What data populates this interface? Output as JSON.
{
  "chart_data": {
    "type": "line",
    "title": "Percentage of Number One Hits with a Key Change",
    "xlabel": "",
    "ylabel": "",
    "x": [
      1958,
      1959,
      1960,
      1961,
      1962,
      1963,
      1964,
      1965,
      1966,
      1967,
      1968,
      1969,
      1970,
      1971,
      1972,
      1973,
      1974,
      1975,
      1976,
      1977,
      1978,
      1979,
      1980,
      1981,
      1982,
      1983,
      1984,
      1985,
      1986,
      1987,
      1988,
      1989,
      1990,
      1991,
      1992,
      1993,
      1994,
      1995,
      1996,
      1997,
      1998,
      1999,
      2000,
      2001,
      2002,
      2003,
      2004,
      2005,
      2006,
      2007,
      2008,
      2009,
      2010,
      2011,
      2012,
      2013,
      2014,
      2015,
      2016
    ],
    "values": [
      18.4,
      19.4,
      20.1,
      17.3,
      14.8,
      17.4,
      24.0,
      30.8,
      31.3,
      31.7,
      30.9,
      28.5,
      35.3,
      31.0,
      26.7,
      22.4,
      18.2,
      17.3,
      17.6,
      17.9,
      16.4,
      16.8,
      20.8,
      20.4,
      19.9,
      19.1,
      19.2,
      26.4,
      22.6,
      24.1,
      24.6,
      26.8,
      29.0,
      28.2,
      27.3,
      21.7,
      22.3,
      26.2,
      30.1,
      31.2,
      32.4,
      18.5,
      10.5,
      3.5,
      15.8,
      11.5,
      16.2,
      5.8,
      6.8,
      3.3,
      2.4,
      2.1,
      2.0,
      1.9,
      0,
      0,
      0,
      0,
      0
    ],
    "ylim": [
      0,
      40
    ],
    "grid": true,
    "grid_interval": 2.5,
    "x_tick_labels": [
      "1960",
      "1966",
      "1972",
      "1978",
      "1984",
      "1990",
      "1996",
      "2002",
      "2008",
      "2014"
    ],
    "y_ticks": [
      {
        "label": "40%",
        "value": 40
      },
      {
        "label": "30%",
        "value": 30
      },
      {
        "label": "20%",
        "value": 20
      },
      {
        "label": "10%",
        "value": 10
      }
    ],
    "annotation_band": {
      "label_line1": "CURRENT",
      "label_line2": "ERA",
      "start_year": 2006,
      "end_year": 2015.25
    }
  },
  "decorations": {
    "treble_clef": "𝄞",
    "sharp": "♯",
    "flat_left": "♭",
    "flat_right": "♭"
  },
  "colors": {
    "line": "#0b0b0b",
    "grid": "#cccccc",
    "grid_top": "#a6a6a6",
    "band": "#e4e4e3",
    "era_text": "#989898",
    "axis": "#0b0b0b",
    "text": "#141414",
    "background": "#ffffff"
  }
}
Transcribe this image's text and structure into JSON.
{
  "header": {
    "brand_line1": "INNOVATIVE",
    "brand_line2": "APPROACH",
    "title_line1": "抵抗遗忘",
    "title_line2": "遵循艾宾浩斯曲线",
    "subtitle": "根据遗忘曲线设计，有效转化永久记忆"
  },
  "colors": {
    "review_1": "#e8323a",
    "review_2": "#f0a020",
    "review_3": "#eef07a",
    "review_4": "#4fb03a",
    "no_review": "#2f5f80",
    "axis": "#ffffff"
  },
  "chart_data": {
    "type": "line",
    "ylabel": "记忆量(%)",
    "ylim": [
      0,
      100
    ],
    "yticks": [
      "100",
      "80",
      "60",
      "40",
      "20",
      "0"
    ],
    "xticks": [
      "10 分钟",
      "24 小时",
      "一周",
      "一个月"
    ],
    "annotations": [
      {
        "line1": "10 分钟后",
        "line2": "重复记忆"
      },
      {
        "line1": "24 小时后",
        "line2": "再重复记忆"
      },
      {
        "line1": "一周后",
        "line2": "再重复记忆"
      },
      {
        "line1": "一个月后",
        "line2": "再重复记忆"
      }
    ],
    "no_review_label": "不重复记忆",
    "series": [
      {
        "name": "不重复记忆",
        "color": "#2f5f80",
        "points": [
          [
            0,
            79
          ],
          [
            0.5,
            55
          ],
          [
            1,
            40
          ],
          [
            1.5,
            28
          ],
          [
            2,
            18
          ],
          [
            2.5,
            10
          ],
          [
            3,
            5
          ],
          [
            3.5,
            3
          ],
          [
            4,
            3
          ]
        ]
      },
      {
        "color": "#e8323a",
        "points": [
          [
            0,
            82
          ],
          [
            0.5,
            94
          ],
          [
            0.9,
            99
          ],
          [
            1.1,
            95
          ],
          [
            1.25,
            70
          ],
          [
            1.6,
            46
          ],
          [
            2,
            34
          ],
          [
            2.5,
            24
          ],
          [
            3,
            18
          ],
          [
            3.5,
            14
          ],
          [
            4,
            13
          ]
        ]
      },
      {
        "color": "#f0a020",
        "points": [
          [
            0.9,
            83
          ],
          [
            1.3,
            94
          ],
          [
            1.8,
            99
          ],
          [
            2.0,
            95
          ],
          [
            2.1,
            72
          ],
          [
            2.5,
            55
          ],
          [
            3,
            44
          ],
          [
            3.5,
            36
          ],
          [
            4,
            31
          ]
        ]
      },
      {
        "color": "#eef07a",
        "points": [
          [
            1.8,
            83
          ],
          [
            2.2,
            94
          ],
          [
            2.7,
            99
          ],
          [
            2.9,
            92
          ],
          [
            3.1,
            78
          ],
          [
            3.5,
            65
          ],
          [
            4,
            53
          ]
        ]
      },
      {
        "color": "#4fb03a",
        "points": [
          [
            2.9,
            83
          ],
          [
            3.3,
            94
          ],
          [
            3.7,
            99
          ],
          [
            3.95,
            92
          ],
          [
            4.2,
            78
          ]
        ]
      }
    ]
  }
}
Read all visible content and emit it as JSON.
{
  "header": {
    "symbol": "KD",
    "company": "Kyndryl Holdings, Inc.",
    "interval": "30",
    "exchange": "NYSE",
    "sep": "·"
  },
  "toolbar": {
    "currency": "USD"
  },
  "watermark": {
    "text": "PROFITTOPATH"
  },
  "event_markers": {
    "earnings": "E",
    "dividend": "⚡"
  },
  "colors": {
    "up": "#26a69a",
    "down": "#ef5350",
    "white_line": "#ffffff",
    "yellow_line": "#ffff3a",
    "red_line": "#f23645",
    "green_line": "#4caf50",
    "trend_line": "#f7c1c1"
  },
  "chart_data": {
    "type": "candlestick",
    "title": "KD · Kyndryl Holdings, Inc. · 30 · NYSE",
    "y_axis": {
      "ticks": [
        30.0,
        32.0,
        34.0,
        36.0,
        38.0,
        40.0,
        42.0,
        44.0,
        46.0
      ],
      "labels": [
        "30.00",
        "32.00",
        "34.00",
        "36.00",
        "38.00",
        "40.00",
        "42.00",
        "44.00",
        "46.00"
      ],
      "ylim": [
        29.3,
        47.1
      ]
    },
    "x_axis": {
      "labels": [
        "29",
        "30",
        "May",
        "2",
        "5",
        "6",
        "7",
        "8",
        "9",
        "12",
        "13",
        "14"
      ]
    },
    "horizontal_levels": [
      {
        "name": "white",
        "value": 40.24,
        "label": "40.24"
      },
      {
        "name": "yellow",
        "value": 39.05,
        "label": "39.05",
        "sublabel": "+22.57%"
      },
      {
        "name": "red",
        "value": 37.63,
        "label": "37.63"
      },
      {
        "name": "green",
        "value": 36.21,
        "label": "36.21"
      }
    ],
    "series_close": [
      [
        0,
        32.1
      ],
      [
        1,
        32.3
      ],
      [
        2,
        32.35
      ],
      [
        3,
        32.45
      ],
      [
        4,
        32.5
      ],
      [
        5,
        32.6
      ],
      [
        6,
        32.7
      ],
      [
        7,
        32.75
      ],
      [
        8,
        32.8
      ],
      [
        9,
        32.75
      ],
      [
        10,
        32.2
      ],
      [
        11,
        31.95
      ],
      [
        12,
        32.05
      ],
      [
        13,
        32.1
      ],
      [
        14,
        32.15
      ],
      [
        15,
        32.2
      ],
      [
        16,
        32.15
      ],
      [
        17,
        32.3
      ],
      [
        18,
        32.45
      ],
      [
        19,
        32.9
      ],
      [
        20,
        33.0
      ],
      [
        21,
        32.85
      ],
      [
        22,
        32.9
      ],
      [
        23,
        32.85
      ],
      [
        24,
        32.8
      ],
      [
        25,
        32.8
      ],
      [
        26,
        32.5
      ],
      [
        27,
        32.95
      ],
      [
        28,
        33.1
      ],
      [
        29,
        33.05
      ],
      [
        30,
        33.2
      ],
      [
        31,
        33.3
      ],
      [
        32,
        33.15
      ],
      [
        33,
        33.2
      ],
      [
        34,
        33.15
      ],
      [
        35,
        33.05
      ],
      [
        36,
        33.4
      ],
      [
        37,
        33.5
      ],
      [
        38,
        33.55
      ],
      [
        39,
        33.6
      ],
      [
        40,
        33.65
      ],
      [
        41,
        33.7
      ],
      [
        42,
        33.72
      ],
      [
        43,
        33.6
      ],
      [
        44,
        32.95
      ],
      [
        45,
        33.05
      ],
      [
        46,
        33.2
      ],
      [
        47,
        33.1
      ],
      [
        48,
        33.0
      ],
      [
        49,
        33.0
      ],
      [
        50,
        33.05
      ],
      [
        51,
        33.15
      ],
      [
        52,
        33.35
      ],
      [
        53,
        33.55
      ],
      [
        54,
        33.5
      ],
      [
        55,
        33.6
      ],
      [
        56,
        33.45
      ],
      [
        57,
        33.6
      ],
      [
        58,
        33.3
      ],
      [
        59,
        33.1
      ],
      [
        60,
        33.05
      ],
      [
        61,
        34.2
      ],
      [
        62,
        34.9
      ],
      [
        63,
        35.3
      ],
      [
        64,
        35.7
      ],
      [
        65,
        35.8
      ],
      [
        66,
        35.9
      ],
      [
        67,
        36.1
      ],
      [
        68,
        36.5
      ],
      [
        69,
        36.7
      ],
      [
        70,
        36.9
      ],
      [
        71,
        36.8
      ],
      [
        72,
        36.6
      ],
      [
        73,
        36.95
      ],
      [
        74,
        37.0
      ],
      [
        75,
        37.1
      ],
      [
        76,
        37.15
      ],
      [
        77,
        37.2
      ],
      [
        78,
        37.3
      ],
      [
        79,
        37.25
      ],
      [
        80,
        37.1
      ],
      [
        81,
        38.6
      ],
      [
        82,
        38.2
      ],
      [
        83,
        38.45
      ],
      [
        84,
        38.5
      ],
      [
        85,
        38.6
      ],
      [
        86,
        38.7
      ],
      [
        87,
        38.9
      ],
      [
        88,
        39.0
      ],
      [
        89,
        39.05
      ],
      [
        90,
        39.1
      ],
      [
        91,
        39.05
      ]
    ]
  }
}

#####

__PROMPT__: Which lines hold the word "NYSE"? Copy all of them.

__ANSWER TO THIS PROBLEM__:
    "exchange": "NYSE",
    "title": "KD · Kyndryl Holdings, Inc. · 30 · NYSE",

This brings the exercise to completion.